Extract every line that contains the string "mmHg".

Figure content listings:
(begin)
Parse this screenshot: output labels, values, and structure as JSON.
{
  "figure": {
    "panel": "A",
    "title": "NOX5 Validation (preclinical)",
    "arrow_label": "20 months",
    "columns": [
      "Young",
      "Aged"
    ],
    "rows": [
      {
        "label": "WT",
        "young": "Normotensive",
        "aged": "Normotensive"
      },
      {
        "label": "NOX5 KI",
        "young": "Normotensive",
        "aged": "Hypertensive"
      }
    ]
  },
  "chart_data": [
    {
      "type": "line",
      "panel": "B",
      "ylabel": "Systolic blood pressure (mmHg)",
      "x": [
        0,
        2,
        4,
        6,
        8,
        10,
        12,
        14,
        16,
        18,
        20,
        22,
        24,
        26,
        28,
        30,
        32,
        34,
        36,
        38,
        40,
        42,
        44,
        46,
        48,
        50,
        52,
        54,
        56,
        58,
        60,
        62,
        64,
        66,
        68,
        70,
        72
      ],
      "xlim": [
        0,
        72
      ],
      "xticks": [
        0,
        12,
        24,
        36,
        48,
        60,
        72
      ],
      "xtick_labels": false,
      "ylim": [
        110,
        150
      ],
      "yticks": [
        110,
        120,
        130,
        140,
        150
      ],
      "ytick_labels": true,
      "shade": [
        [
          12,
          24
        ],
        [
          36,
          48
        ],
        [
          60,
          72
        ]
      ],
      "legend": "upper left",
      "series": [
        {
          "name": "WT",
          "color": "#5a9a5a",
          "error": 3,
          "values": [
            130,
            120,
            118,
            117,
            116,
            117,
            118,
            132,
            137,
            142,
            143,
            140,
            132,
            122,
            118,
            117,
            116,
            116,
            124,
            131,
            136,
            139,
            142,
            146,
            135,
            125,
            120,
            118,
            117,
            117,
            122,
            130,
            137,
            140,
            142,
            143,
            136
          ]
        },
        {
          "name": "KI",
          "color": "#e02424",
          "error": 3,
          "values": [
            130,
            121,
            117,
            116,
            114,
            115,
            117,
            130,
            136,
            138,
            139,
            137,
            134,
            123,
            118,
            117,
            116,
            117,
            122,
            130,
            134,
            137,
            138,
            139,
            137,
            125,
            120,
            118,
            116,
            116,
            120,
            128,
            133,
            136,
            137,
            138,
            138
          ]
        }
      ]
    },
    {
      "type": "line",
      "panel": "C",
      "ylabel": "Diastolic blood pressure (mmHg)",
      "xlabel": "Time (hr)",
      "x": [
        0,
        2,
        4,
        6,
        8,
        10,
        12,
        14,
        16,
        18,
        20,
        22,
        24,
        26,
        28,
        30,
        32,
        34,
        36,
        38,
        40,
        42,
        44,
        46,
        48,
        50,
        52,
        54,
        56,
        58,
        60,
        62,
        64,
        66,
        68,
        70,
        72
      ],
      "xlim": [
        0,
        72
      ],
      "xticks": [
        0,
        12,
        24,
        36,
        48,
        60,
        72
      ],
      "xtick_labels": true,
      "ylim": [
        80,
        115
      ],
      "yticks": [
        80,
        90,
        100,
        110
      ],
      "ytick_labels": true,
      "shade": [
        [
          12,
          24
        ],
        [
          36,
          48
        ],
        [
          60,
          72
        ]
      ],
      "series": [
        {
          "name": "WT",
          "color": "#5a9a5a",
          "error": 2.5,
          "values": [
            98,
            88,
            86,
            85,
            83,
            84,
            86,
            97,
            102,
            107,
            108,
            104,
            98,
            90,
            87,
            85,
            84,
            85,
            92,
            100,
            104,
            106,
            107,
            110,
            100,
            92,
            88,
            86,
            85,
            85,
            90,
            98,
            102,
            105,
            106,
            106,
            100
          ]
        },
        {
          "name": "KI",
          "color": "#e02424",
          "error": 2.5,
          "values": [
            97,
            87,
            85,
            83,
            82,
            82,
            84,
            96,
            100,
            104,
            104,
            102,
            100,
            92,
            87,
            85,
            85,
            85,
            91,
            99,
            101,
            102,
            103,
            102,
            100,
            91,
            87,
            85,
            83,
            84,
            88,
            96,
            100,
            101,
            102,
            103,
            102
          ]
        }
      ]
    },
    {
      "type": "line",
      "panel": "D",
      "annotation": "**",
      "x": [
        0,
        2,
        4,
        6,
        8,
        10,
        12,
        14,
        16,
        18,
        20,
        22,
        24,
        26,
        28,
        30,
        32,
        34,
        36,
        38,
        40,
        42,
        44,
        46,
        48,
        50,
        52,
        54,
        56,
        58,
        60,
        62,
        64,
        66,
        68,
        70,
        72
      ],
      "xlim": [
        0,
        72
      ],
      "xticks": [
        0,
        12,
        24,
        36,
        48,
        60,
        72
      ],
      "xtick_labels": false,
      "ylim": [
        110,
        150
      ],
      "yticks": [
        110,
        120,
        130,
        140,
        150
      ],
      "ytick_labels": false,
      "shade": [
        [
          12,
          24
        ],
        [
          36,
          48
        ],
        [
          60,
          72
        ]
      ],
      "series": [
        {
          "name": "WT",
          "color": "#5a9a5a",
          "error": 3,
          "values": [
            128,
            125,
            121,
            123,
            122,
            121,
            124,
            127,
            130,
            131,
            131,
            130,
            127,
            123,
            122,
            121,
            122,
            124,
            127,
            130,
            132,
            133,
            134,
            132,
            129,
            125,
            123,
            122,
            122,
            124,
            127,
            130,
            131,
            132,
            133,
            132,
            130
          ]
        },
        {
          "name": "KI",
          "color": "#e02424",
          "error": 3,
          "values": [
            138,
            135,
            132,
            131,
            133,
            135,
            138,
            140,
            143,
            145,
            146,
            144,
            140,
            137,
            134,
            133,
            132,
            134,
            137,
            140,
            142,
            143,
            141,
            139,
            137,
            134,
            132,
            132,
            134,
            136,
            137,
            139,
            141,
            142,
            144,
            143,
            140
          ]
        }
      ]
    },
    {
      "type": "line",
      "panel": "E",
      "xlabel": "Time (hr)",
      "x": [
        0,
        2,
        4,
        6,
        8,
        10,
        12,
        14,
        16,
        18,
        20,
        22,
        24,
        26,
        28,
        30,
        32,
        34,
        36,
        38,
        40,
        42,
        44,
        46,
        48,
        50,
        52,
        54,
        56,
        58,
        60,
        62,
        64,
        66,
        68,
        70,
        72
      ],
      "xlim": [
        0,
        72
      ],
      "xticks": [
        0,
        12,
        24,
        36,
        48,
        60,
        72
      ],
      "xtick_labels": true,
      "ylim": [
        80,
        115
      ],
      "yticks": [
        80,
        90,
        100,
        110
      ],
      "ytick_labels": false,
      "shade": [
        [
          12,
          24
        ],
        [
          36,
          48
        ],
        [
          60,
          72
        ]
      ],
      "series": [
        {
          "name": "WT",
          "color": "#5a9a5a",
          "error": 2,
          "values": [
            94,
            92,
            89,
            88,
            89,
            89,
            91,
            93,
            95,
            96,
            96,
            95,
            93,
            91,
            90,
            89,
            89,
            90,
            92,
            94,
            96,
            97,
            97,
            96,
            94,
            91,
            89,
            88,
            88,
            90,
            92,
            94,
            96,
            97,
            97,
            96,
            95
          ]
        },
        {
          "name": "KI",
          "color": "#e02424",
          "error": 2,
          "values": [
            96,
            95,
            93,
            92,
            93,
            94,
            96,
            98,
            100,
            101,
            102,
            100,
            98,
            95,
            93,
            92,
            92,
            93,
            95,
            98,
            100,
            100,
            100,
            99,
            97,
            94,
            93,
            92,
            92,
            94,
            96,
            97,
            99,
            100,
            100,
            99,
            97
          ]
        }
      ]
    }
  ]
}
(end)
WRITTEN REPLY:
      "ylabel": "Systolic blood pressure (mmHg)",
      "ylabel": "Diastolic blood pressure (mmHg)",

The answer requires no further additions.